## Records provided
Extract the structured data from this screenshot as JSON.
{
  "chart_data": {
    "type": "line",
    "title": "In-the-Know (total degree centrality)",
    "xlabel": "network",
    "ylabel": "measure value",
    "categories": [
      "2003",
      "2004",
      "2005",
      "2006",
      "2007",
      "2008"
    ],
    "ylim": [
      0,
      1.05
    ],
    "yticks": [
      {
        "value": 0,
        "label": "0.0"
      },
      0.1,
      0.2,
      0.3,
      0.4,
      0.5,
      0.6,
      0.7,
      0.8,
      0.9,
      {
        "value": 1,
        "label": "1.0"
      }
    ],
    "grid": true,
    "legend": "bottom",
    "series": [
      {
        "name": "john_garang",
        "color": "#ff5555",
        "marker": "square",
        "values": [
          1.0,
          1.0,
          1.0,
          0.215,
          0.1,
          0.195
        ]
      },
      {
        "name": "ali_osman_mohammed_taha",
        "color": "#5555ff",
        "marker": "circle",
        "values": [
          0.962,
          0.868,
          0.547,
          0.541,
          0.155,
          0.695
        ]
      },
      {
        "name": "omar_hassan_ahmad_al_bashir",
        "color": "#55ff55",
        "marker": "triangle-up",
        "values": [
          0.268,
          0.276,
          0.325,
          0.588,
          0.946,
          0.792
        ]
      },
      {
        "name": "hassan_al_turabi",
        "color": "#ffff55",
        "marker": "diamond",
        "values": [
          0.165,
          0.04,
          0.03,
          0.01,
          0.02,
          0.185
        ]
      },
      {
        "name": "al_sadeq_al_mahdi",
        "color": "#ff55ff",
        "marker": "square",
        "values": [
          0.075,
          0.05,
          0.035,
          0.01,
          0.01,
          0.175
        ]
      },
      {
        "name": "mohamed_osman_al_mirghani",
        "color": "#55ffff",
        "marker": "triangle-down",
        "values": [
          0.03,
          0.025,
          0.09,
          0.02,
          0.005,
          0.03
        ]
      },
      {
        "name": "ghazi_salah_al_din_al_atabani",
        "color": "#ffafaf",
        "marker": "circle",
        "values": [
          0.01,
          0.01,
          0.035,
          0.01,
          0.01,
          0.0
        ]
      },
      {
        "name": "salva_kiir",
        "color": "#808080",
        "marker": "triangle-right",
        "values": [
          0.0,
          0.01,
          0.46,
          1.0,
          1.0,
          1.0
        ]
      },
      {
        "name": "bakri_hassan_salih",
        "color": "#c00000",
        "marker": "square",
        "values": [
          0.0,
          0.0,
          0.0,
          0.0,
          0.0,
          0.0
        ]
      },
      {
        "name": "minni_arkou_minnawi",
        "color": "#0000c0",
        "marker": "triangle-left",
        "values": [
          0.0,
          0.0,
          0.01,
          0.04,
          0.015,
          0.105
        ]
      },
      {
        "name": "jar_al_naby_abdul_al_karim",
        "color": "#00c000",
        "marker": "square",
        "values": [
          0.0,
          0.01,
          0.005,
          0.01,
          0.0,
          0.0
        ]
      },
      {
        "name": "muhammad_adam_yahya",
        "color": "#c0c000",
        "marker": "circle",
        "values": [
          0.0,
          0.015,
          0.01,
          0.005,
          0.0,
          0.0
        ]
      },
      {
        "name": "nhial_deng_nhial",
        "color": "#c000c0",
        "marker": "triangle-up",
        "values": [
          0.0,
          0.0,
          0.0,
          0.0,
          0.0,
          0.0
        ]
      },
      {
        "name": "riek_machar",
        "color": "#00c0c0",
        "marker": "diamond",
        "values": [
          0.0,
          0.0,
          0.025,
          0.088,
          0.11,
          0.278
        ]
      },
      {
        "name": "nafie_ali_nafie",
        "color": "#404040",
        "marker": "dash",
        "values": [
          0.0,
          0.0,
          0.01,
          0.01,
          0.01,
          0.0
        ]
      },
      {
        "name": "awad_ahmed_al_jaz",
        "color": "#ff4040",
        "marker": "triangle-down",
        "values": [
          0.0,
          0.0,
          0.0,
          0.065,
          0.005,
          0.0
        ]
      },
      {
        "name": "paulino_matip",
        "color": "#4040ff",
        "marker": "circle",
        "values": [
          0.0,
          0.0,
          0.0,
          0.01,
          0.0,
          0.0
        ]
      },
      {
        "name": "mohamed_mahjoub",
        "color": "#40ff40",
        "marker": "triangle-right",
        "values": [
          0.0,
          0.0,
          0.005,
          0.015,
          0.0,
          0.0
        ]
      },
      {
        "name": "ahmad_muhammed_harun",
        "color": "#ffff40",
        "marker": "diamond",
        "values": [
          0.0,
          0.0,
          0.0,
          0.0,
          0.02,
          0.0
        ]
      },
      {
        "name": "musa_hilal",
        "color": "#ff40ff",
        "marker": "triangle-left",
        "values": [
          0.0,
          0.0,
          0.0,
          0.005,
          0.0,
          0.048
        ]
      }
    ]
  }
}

## Objective
Make an exact copy of the listing, including every line.

## Output below
Extract the structured data from this screenshot as JSON.
{
  "chart_data": {
    "type": "line",
    "title": "In-the-Know (total degree centrality)",
    "xlabel": "network",
    "ylabel": "measure value",
    "categories": [
      "2003",
      "2004",
      "2005",
      "2006",
      "2007",
      "2008"
    ],
    "ylim": [
      0,
      1.05
    ],
    "yticks": [
      {
        "value": 0,
        "label": "0.0"
      },
      0.1,
      0.2,
      0.3,
      0.4,
      0.5,
      0.6,
      0.7,
      0.8,
      0.9,
      {
        "value": 1,
        "label": "1.0"
      }
    ],
    "grid": true,
    "legend": "bottom",
    "series": [
      {
        "name": "john_garang",
        "color": "#ff5555",
        "marker": "square",
        "values": [
          1.0,
          1.0,
          1.0,
          0.215,
          0.1,
          0.195
        ]
      },
      {
        "name": "ali_osman_mohammed_taha",
        "color": "#5555ff",
        "marker": "circle",
        "values": [
          0.962,
          0.868,
          0.547,
          0.541,
          0.155,
          0.695
        ]
      },
      {
        "name": "omar_hassan_ahmad_al_bashir",
        "color": "#55ff55",
        "marker": "triangle-up",
        "values": [
          0.268,
          0.276,
          0.325,
          0.588,
          0.946,
          0.792
        ]
      },
      {
        "name": "hassan_al_turabi",
        "color": "#ffff55",
        "marker": "diamond",
        "values": [
          0.165,
          0.04,
          0.03,
          0.01,
          0.02,
          0.185
        ]
      },
      {
        "name": "al_sadeq_al_mahdi",
        "color": "#ff55ff",
        "marker": "square",
        "values": [
          0.075,
          0.05,
          0.035,
          0.01,
          0.01,
          0.175
        ]
      },
      {
        "name": "mohamed_osman_al_mirghani",
        "color": "#55ffff",
        "marker": "triangle-down",
        "values": [
          0.03,
          0.025,
          0.09,
          0.02,
          0.005,
          0.03
        ]
      },
      {
        "name": "ghazi_salah_al_din_al_atabani",
        "color": "#ffafaf",
        "marker": "circle",
        "values": [
          0.01,
          0.01,
          0.035,
          0.01,
          0.01,
          0.0
        ]
      },
      {
        "name": "salva_kiir",
        "color": "#808080",
        "marker": "triangle-right",
        "values": [
          0.0,
          0.01,
          0.46,
          1.0,
          1.0,
          1.0
        ]
      },
      {
        "name": "bakri_hassan_salih",
        "color": "#c00000",
        "marker": "square",
        "values": [
          0.0,
          0.0,
          0.0,
          0.0,
          0.0,
          0.0
        ]
      },
      {
        "name": "minni_arkou_minnawi",
        "color": "#0000c0",
        "marker": "triangle-left",
        "values": [
          0.0,
          0.0,
          0.01,
          0.04,
          0.015,
          0.105
        ]
      },
      {
        "name": "jar_al_naby_abdul_al_karim",
        "color": "#00c000",
        "marker": "square",
        "values": [
          0.0,
          0.01,
          0.005,
          0.01,
          0.0,
          0.0
        ]
      },
      {
        "name": "muhammad_adam_yahya",
        "color": "#c0c000",
        "marker": "circle",
        "values": [
          0.0,
          0.015,
          0.01,
          0.005,
          0.0,
          0.0
        ]
      },
      {
        "name": "nhial_deng_nhial",
        "color": "#c000c0",
        "marker": "triangle-up",
        "values": [
          0.0,
          0.0,
          0.0,
          0.0,
          0.0,
          0.0
        ]
      },
      {
        "name": "riek_machar",
        "color": "#00c0c0",
        "marker": "diamond",
        "values": [
          0.0,
          0.0,
          0.025,
          0.088,
          0.11,
          0.278
        ]
      },
      {
        "name": "nafie_ali_nafie",
        "color": "#404040",
        "marker": "dash",
        "values": [
          0.0,
          0.0,
          0.01,
          0.01,
          0.01,
          0.0
        ]
      },
      {
        "name": "awad_ahmed_al_jaz",
        "color": "#ff4040",
        "marker": "triangle-down",
        "values": [
          0.0,
          0.0,
          0.0,
          0.065,
          0.005,
          0.0
        ]
      },
      {
        "name": "paulino_matip",
        "color": "#4040ff",
        "marker": "circle",
        "values": [
          0.0,
          0.0,
          0.0,
          0.01,
          0.0,
          0.0
        ]
      },
      {
        "name": "mohamed_mahjoub",
        "color": "#40ff40",
        "marker": "triangle-right",
        "values": [
          0.0,
          0.0,
          0.005,
          0.015,
          0.0,
          0.0
        ]
      },
      {
        "name": "ahmad_muhammed_harun",
        "color": "#ffff40",
        "marker": "diamond",
        "values": [
          0.0,
          0.0,
          0.0,
          0.0,
          0.02,
          0.0
        ]
      },
      {
        "name": "musa_hilal",
        "color": "#ff40ff",
        "marker": "triangle-left",
        "values": [
          0.0,
          0.0,
          0.0,
          0.005,
          0.0,
          0.048
        ]
      }
    ]
  }
}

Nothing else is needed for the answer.